◆ DATA SHOWN ◆
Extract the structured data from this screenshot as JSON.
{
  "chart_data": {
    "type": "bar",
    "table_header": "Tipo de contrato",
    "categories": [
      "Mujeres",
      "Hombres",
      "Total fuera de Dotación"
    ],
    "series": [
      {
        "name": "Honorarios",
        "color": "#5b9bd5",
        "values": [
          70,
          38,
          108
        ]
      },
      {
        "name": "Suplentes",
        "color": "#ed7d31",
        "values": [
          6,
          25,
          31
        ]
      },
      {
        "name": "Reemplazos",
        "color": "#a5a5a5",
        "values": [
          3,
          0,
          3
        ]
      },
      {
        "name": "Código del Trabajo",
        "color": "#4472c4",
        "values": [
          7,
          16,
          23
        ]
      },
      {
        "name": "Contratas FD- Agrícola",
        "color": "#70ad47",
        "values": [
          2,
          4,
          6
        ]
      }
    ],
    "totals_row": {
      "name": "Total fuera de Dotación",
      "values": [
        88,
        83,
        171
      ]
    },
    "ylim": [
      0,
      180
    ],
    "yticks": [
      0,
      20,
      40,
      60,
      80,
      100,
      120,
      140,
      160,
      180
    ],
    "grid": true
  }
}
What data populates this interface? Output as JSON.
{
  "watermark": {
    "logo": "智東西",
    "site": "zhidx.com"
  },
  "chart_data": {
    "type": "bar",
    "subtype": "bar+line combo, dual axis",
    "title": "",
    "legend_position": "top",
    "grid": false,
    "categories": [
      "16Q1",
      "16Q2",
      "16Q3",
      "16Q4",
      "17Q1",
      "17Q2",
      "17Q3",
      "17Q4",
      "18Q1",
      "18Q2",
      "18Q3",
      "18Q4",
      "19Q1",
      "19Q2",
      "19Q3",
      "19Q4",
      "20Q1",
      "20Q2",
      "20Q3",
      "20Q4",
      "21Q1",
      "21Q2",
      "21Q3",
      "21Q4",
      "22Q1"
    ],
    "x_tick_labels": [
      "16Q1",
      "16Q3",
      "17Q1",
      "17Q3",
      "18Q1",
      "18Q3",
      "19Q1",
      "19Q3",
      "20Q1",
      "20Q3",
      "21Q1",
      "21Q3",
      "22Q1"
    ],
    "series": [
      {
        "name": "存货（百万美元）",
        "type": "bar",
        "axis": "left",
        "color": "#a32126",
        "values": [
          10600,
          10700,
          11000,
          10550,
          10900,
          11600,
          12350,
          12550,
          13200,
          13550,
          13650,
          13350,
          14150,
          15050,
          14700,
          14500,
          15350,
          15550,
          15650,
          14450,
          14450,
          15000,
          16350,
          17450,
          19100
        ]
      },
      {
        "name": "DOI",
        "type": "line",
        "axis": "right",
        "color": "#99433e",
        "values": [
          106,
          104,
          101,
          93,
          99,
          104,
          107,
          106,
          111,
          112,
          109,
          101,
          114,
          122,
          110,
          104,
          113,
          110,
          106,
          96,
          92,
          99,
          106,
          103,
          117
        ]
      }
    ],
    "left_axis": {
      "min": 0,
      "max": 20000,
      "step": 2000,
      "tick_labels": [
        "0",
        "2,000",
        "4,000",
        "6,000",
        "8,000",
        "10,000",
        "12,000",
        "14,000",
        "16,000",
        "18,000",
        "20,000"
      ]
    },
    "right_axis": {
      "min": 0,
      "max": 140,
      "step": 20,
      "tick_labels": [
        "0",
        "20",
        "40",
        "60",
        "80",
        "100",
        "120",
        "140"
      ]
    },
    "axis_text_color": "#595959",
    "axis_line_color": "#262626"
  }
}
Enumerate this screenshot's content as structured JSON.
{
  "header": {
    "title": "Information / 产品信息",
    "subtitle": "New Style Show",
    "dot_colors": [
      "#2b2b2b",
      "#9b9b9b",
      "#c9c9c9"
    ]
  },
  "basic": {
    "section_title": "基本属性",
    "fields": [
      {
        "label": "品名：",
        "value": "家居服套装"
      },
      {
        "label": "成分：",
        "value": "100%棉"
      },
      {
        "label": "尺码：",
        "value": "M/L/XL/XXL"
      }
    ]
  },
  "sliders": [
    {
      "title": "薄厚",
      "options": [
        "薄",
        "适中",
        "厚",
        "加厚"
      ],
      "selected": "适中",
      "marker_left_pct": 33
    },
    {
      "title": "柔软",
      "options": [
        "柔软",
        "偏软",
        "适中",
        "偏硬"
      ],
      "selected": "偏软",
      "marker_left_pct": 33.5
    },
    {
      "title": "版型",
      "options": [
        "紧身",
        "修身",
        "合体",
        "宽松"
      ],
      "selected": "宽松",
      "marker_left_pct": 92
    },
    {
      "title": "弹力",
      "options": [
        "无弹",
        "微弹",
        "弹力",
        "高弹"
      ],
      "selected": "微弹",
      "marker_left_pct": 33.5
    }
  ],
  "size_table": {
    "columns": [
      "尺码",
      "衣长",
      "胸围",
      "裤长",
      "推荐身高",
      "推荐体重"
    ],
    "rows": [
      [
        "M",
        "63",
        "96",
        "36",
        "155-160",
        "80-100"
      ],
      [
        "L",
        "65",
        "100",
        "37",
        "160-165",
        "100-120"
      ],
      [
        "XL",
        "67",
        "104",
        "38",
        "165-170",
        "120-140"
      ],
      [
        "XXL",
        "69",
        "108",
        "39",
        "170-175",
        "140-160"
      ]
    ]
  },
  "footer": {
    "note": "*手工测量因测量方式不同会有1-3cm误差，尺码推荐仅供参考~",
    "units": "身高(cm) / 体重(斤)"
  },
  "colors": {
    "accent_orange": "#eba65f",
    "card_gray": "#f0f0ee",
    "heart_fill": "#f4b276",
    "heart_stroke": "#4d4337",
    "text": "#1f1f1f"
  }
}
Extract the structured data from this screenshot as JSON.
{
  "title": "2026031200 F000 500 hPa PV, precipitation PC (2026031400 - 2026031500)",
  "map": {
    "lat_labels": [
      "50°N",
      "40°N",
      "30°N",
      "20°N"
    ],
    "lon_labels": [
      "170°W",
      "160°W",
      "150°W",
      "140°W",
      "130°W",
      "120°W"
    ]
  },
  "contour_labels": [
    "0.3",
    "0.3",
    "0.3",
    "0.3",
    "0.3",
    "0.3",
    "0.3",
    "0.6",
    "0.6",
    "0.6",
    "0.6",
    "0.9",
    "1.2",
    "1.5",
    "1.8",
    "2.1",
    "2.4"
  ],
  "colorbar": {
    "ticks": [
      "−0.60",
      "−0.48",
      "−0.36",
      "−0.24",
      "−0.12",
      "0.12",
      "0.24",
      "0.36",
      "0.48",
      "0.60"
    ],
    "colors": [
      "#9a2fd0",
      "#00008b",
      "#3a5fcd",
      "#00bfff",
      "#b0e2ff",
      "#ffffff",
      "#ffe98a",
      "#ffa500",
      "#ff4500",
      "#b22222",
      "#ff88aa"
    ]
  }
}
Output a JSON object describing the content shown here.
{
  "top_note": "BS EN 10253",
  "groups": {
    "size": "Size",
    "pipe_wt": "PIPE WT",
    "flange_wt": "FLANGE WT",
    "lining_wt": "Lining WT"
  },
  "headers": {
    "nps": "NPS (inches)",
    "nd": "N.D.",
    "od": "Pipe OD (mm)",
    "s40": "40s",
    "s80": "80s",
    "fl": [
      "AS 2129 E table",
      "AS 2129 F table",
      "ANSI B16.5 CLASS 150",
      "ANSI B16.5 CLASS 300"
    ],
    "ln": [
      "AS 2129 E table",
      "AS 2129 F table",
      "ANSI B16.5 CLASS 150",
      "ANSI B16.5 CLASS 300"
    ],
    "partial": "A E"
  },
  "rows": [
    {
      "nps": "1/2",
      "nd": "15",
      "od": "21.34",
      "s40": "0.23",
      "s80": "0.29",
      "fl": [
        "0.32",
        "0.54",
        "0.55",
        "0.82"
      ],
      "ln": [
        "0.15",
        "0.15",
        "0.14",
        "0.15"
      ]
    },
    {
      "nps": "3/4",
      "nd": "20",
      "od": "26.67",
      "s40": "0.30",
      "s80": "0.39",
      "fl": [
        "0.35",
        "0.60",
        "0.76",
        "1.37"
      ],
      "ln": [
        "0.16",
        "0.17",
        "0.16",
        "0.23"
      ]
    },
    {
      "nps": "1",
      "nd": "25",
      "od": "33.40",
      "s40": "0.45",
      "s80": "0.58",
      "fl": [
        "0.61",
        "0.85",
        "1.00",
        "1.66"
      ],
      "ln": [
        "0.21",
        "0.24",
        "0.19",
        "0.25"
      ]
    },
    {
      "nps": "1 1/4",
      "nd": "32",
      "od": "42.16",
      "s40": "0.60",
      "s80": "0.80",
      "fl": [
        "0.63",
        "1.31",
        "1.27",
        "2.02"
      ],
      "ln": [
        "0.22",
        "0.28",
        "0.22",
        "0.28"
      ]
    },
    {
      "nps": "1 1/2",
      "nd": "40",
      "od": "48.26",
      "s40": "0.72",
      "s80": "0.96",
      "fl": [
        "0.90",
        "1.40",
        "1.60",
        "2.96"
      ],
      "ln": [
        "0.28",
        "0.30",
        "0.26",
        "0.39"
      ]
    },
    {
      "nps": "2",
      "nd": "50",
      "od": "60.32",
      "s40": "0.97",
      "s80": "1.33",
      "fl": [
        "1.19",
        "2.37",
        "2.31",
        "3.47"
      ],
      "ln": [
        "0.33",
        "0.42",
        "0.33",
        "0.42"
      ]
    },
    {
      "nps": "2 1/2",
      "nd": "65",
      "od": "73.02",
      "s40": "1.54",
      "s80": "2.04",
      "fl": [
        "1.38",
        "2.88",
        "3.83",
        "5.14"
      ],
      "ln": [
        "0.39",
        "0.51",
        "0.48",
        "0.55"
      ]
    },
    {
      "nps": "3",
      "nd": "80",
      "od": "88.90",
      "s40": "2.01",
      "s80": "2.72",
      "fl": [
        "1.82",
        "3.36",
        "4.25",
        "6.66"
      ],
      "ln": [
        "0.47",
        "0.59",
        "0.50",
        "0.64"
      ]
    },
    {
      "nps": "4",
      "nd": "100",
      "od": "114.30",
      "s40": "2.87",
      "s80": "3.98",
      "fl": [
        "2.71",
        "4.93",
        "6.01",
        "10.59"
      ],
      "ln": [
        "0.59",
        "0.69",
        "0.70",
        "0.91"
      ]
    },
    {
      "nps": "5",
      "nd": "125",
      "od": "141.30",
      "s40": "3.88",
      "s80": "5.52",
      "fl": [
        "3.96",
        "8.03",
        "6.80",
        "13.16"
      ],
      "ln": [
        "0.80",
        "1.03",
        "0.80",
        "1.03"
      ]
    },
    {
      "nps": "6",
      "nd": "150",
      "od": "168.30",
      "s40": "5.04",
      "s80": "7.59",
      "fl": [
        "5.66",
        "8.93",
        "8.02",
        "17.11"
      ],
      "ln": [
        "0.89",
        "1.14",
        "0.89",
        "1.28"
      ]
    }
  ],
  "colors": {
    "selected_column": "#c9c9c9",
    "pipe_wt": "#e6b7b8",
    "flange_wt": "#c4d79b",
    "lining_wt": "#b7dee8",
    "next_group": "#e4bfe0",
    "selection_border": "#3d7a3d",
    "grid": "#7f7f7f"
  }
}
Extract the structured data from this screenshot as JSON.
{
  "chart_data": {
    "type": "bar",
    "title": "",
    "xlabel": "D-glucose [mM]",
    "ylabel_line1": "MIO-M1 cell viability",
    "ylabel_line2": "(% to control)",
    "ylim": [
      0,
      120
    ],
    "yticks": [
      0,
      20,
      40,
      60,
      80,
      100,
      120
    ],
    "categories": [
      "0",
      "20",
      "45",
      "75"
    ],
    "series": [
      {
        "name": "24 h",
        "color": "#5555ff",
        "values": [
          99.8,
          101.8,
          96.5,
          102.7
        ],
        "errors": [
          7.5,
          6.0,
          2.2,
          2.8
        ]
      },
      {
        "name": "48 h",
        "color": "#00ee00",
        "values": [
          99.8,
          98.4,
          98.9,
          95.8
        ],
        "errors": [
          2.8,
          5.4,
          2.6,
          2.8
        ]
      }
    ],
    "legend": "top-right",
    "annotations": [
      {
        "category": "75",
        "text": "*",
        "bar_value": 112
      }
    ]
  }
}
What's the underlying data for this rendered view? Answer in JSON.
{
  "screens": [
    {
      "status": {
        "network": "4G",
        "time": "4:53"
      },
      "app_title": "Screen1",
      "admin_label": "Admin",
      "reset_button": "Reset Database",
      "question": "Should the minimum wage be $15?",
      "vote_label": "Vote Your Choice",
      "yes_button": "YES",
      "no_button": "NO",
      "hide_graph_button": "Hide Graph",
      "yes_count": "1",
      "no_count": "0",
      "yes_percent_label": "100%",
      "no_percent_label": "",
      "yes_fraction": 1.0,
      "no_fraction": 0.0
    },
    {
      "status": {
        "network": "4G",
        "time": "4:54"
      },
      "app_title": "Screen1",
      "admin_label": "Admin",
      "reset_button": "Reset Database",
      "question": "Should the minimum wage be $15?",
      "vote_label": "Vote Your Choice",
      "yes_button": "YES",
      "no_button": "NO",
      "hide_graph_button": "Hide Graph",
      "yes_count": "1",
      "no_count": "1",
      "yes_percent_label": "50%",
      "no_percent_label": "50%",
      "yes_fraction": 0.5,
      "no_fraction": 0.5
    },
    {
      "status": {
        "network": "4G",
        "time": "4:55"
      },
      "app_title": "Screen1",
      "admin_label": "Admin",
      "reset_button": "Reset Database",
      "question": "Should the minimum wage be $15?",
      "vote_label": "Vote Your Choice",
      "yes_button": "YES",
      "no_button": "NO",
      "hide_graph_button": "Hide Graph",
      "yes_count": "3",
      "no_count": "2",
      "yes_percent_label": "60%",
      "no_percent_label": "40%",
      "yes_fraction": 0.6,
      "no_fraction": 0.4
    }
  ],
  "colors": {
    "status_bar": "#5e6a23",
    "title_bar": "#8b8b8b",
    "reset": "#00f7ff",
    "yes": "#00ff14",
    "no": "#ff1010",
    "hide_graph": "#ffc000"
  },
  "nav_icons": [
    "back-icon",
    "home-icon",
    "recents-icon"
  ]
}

◆ SET EXERCISE ◆
Pick out the lines containing the string "fuera" and show them.

◆ FULL SOLUTION ◆
      "Total fuera de Dotación"
      "name": "Total fuera de Dotación",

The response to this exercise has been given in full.